Repeat every line of the material, character for character.

> **THE RECORDS**:

◆ ◆ ◆

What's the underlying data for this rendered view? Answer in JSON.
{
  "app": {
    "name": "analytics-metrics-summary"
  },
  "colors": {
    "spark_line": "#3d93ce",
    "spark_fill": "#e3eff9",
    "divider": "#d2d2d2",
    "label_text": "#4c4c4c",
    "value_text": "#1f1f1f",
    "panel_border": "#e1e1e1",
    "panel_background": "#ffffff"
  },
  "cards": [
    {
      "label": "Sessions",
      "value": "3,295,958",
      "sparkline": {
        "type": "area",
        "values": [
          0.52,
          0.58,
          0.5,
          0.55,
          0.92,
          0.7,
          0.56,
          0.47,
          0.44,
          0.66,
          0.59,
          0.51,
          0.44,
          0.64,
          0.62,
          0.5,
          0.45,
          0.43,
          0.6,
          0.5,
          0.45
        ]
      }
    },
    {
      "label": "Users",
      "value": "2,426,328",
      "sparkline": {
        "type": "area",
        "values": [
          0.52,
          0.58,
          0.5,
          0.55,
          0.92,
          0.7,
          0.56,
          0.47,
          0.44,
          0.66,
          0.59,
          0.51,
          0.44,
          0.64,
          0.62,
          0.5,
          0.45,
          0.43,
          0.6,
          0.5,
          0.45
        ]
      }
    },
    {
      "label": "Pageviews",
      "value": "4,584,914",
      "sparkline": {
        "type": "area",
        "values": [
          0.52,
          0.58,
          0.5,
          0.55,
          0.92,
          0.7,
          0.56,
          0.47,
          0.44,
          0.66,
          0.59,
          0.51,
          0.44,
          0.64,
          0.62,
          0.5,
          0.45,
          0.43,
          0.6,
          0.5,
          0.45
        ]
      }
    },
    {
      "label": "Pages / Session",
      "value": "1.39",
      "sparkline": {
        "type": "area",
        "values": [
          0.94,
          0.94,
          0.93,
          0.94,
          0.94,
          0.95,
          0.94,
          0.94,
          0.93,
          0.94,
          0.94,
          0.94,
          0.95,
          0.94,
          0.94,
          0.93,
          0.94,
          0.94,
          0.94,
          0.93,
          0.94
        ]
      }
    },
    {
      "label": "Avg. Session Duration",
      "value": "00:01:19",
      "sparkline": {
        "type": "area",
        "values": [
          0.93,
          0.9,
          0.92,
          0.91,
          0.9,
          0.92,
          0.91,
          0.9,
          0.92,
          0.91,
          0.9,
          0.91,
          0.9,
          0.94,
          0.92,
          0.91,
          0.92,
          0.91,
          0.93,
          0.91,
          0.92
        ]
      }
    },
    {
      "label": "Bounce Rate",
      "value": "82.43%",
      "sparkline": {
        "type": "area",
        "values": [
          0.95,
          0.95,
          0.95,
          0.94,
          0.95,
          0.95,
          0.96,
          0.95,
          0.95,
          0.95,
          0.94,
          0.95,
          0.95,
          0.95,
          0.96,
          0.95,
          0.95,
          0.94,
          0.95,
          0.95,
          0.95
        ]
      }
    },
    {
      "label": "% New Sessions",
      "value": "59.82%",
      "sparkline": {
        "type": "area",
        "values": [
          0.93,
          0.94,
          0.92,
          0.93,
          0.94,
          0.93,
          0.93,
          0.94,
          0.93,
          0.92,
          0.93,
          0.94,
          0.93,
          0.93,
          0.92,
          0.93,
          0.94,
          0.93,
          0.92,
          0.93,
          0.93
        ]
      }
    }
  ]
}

◆ ◆ ◆

> **CORRECT ANSWER**:
What's the underlying data for this rendered view? Answer in JSON.
{
  "app": {
    "name": "analytics-metrics-summary"
  },
  "colors": {
    "spark_line": "#3d93ce",
    "spark_fill": "#e3eff9",
    "divider": "#d2d2d2",
    "label_text": "#4c4c4c",
    "value_text": "#1f1f1f",
    "panel_border": "#e1e1e1",
    "panel_background": "#ffffff"
  },
  "cards": [
    {
      "label": "Sessions",
      "value": "3,295,958",
      "sparkline": {
        "type": "area",
        "values": [
          0.52,
          0.58,
          0.5,
          0.55,
          0.92,
          0.7,
          0.56,
          0.47,
          0.44,
          0.66,
          0.59,
          0.51,
          0.44,
          0.64,
          0.62,
          0.5,
          0.45,
          0.43,
          0.6,
          0.5,
          0.45
        ]
      }
    },
    {
      "label": "Users",
      "value": "2,426,328",
      "sparkline": {
        "type": "area",
        "values": [
          0.52,
          0.58,
          0.5,
          0.55,
          0.92,
          0.7,
          0.56,
          0.47,
          0.44,
          0.66,
          0.59,
          0.51,
          0.44,
          0.64,
          0.62,
          0.5,
          0.45,
          0.43,
          0.6,
          0.5,
          0.45
        ]
      }
    },
    {
      "label": "Pageviews",
      "value": "4,584,914",
      "sparkline": {
        "type": "area",
        "values": [
          0.52,
          0.58,
          0.5,
          0.55,
          0.92,
          0.7,
          0.56,
          0.47,
          0.44,
          0.66,
          0.59,
          0.51,
          0.44,
          0.64,
          0.62,
          0.5,
          0.45,
          0.43,
          0.6,
          0.5,
          0.45
        ]
      }
    },
    {
      "label": "Pages / Session",
      "value": "1.39",
      "sparkline": {
        "type": "area",
        "values": [
          0.94,
          0.94,
          0.93,
          0.94,
          0.94,
          0.95,
          0.94,
          0.94,
          0.93,
          0.94,
          0.94,
          0.94,
          0.95,
          0.94,
          0.94,
          0.93,
          0.94,
          0.94,
          0.94,
          0.93,
          0.94
        ]
      }
    },
    {
      "label": "Avg. Session Duration",
      "value": "00:01:19",
      "sparkline": {
        "type": "area",
        "values": [
          0.93,
          0.9,
          0.92,
          0.91,
          0.9,
          0.92,
          0.91,
          0.9,
          0.92,
          0.91,
          0.9,
          0.91,
          0.9,
          0.94,
          0.92,
          0.91,
          0.92,
          0.91,
          0.93,
          0.91,
          0.92
        ]
      }
    },
    {
      "label": "Bounce Rate",
      "value": "82.43%",
      "sparkline": {
        "type": "area",
        "values": [
          0.95,
          0.95,
          0.95,
          0.94,
          0.95,
          0.95,
          0.96,
          0.95,
          0.95,
          0.95,
          0.94,
          0.95,
          0.95,
          0.95,
          0.96,
          0.95,
          0.95,
          0.94,
          0.95,
          0.95,
          0.95
        ]
      }
    },
    {
      "label": "% New Sessions",
      "value": "59.82%",
      "sparkline": {
        "type": "area",
        "values": [
          0.93,
          0.94,
          0.92,
          0.93,
          0.94,
          0.93,
          0.93,
          0.94,
          0.93,
          0.92,
          0.93,
          0.94,
          0.93,
          0.93,
          0.92,
          0.93,
          0.94,
          0.93,
          0.92,
          0.93,
          0.93
        ]
      }
    }
  ]
}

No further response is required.